**Task to complete:**
Can the data below be set down again exactly, line for line?

**Material for the task:**
+--

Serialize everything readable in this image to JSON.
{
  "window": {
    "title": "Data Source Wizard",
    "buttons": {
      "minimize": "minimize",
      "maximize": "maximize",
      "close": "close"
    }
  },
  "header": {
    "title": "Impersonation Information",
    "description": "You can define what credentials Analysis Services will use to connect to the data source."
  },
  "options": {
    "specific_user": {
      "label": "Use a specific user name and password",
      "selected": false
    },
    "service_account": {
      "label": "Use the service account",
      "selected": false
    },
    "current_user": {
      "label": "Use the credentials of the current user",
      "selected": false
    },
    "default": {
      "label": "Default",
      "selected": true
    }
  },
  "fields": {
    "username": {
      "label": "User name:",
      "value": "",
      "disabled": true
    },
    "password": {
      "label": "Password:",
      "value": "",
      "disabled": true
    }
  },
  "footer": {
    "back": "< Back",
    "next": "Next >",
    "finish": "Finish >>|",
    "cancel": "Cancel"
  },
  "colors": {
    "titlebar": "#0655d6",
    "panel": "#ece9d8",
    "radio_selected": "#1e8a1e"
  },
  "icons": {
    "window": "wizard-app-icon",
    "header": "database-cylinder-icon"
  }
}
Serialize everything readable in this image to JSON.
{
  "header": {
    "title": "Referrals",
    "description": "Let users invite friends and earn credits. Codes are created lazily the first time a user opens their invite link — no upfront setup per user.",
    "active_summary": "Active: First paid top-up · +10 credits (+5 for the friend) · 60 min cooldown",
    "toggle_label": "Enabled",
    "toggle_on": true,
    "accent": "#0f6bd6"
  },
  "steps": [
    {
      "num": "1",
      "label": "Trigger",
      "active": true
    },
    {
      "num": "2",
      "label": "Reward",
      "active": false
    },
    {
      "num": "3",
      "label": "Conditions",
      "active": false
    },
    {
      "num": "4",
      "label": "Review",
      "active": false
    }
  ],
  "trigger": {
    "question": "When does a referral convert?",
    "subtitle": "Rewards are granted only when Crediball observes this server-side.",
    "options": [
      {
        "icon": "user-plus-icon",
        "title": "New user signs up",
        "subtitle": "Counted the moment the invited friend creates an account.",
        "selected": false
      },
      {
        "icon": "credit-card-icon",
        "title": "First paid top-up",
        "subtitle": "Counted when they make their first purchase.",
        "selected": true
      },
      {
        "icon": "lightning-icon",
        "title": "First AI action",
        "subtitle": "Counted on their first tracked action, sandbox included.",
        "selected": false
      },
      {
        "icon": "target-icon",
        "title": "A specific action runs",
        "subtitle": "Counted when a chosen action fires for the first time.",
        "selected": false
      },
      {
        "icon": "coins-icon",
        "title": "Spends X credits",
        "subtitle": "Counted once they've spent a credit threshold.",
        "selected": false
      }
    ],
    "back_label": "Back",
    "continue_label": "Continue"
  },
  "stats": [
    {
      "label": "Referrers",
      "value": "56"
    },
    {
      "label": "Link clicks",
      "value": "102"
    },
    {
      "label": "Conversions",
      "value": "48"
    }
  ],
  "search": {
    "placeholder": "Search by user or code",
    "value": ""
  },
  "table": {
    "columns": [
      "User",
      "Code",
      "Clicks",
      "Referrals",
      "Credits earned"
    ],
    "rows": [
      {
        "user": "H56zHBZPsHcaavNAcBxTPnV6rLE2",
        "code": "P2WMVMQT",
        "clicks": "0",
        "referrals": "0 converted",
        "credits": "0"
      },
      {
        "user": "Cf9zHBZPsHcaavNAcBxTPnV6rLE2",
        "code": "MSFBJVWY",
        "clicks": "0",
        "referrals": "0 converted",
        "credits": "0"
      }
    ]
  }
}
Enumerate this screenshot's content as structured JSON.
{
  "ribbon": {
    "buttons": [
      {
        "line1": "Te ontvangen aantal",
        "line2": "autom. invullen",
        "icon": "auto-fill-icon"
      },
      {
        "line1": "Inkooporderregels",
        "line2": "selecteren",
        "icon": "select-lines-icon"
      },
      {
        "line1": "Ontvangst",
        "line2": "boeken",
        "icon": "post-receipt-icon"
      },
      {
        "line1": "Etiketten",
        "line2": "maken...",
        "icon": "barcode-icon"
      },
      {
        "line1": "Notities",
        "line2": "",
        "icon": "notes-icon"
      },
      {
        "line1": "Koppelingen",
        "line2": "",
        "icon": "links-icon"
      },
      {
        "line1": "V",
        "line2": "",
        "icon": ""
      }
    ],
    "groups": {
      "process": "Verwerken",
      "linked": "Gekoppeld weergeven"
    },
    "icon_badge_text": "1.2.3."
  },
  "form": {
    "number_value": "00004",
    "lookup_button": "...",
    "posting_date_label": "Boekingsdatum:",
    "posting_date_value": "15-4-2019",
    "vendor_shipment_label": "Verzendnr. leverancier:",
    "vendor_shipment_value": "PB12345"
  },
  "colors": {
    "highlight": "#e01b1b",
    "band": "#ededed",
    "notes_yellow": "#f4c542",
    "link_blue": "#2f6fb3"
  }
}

+--

**Output below:**
Serialize everything readable in this image to JSON.
{
  "window": {
    "title": "Data Source Wizard",
    "buttons": {
      "minimize": "minimize",
      "maximize": "maximize",
      "close": "close"
    }
  },
  "header": {
    "title": "Impersonation Information",
    "description": "You can define what credentials Analysis Services will use to connect to the data source."
  },
  "options": {
    "specific_user": {
      "label": "Use a specific user name and password",
      "selected": false
    },
    "service_account": {
      "label": "Use the service account",
      "selected": false
    },
    "current_user": {
      "label": "Use the credentials of the current user",
      "selected": false
    },
    "default": {
      "label": "Default",
      "selected": true
    }
  },
  "fields": {
    "username": {
      "label": "User name:",
      "value": "",
      "disabled": true
    },
    "password": {
      "label": "Password:",
      "value": "",
      "disabled": true
    }
  },
  "footer": {
    "back": "< Back",
    "next": "Next >",
    "finish": "Finish >>|",
    "cancel": "Cancel"
  },
  "colors": {
    "titlebar": "#0655d6",
    "panel": "#ece9d8",
    "radio_selected": "#1e8a1e"
  },
  "icons": {
    "window": "wizard-app-icon",
    "header": "database-cylinder-icon"
  }
}
Serialize everything readable in this image to JSON.
{
  "header": {
    "title": "Referrals",
    "description": "Let users invite friends and earn credits. Codes are created lazily the first time a user opens their invite link — no upfront setup per user.",
    "active_summary": "Active: First paid top-up · +10 credits (+5 for the friend) · 60 min cooldown",
    "toggle_label": "Enabled",
    "toggle_on": true,
    "accent": "#0f6bd6"
  },
  "steps": [
    {
      "num": "1",
      "label": "Trigger",
      "active": true
    },
    {
      "num": "2",
      "label": "Reward",
      "active": false
    },
    {
      "num": "3",
      "label": "Conditions",
      "active": false
    },
    {
      "num": "4",
      "label": "Review",
      "active": false
    }
  ],
  "trigger": {
    "question": "When does a referral convert?",
    "subtitle": "Rewards are granted only when Crediball observes this server-side.",
    "options": [
      {
        "icon": "user-plus-icon",
        "title": "New user signs up",
        "subtitle": "Counted the moment the invited friend creates an account.",
        "selected": false
      },
      {
        "icon": "credit-card-icon",
        "title": "First paid top-up",
        "subtitle": "Counted when they make their first purchase.",
        "selected": true
      },
      {
        "icon": "lightning-icon",
        "title": "First AI action",
        "subtitle": "Counted on their first tracked action, sandbox included.",
        "selected": false
      },
      {
        "icon": "target-icon",
        "title": "A specific action runs",
        "subtitle": "Counted when a chosen action fires for the first time.",
        "selected": false
      },
      {
        "icon": "coins-icon",
        "title": "Spends X credits",
        "subtitle": "Counted once they've spent a credit threshold.",
        "selected": false
      }
    ],
    "back_label": "Back",
    "continue_label": "Continue"
  },
  "stats": [
    {
      "label": "Referrers",
      "value": "56"
    },
    {
      "label": "Link clicks",
      "value": "102"
    },
    {
      "label": "Conversions",
      "value": "48"
    }
  ],
  "search": {
    "placeholder": "Search by user or code",
    "value": ""
  },
  "table": {
    "columns": [
      "User",
      "Code",
      "Clicks",
      "Referrals",
      "Credits earned"
    ],
    "rows": [
      {
        "user": "H56zHBZPsHcaavNAcBxTPnV6rLE2",
        "code": "P2WMVMQT",
        "clicks": "0",
        "referrals": "0 converted",
        "credits": "0"
      },
      {
        "user": "Cf9zHBZPsHcaavNAcBxTPnV6rLE2",
        "code": "MSFBJVWY",
        "clicks": "0",
        "referrals": "0 converted",
        "credits": "0"
      }
    ]
  }
}
Enumerate this screenshot's content as structured JSON.
{
  "ribbon": {
    "buttons": [
      {
        "line1": "Te ontvangen aantal",
        "line2": "autom. invullen",
        "icon": "auto-fill-icon"
      },
      {
        "line1": "Inkooporderregels",
        "line2": "selecteren",
        "icon": "select-lines-icon"
      },
      {
        "line1": "Ontvangst",
        "line2": "boeken",
        "icon": "post-receipt-icon"
      },
      {
        "line1": "Etiketten",
        "line2": "maken...",
        "icon": "barcode-icon"
      },
      {
        "line1": "Notities",
        "line2": "",
        "icon": "notes-icon"
      },
      {
        "line1": "Koppelingen",
        "line2": "",
        "icon": "links-icon"
      },
      {
        "line1": "V",
        "line2": "",
        "icon": ""
      }
    ],
    "groups": {
      "process": "Verwerken",
      "linked": "Gekoppeld weergeven"
    },
    "icon_badge_text": "1.2.3."
  },
  "form": {
    "number_value": "00004",
    "lookup_button": "...",
    "posting_date_label": "Boekingsdatum:",
    "posting_date_value": "15-4-2019",
    "vendor_shipment_label": "Verzendnr. leverancier:",
    "vendor_shipment_value": "PB12345"
  },
  "colors": {
    "highlight": "#e01b1b",
    "band": "#ededed",
    "notes_yellow": "#f4c542",
    "link_blue": "#2f6fb3"
  }
}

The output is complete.